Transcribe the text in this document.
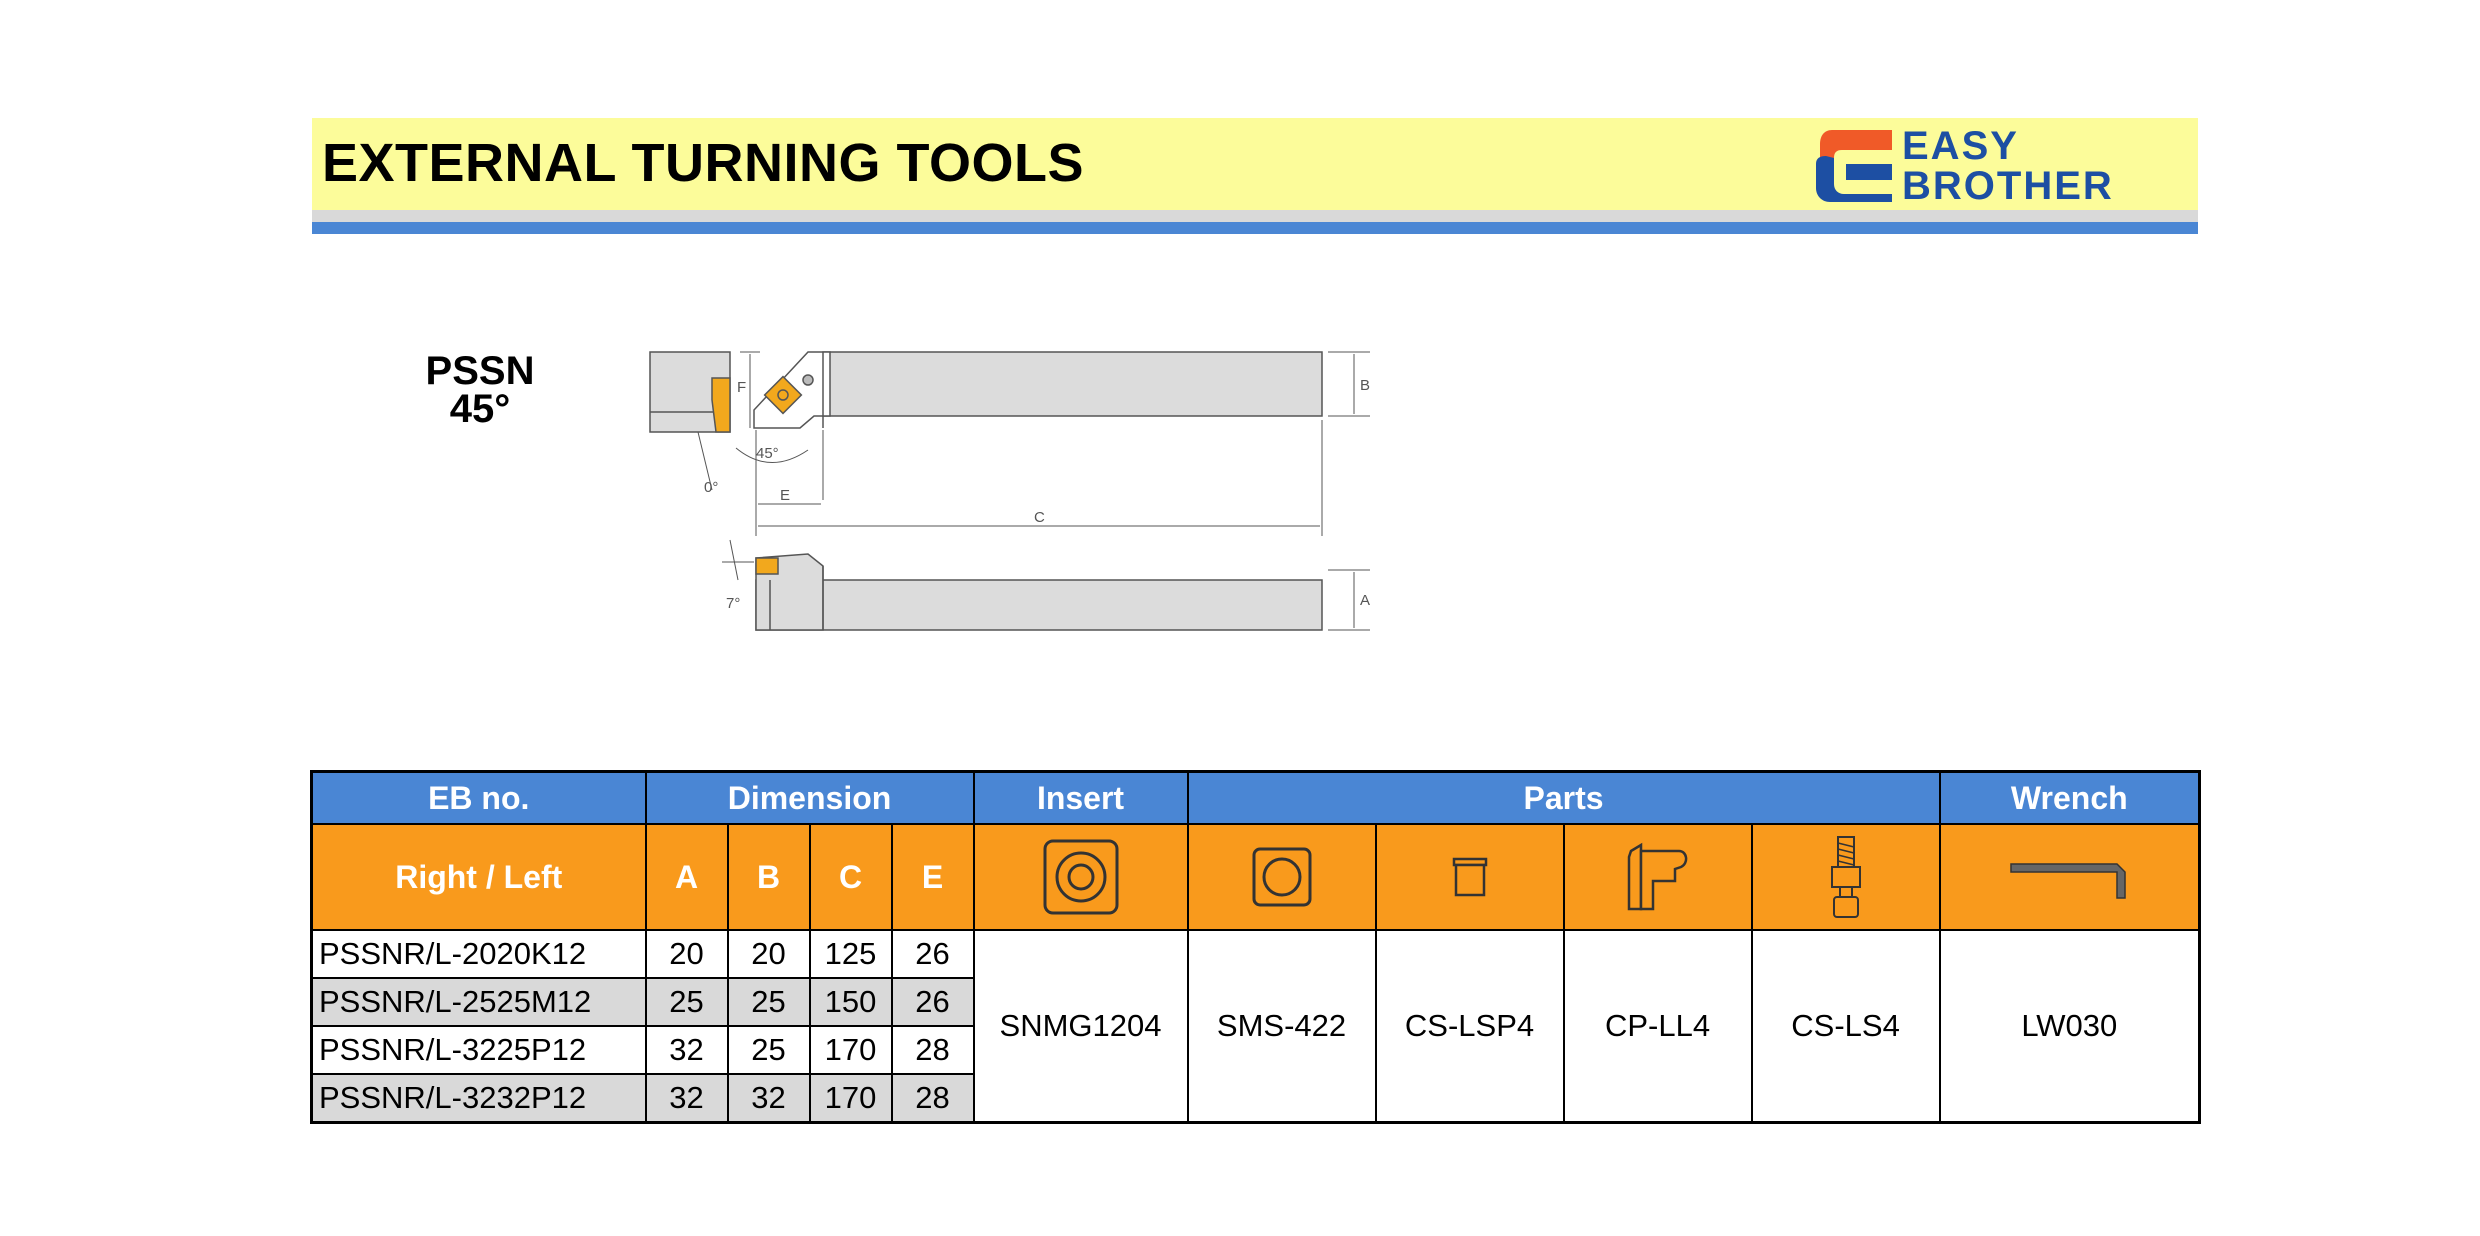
EXTERNAL TURNING TOOLS	EASY
BROTHER
PSSN
45°
0°
F	B
45°
E
C
7°	A
EB no.	Dimension				Insert	Parts				Wrench
Right / Left	A	B	C	E						
PSSNR/L-2020K12	20	20	125	26	SNMG1204	SMS-422	CS-LSP4	CP-LL4	CS-LS4	LW030
PSSNR/L-2525M12	25	25	150	26						
PSSNR/L-3225P12	32	25	170	28						
PSSNR/L-3232P12	32	32	170	28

» Problem:
Return all the entries word for word, but omit any pictures they contain.

» Response to this task:
Transcribe the text in this document.
EXTERNAL TURNING TOOLS	EASY
BROTHER
PSSN
45°
0°
F	B
45°
E
C
7°	A
EB no.	Dimension				Insert	Parts				Wrench
Right / Left	A	B	C	E						
PSSNR/L-2020K12	20	20	125	26	SNMG1204	SMS-422	CS-LSP4	CP-LL4	CS-LS4	LW030
PSSNR/L-2525M12	25	25	150	26						
PSSNR/L-3225P12	32	25	170	28						
PSSNR/L-3232P12	32	32	170	28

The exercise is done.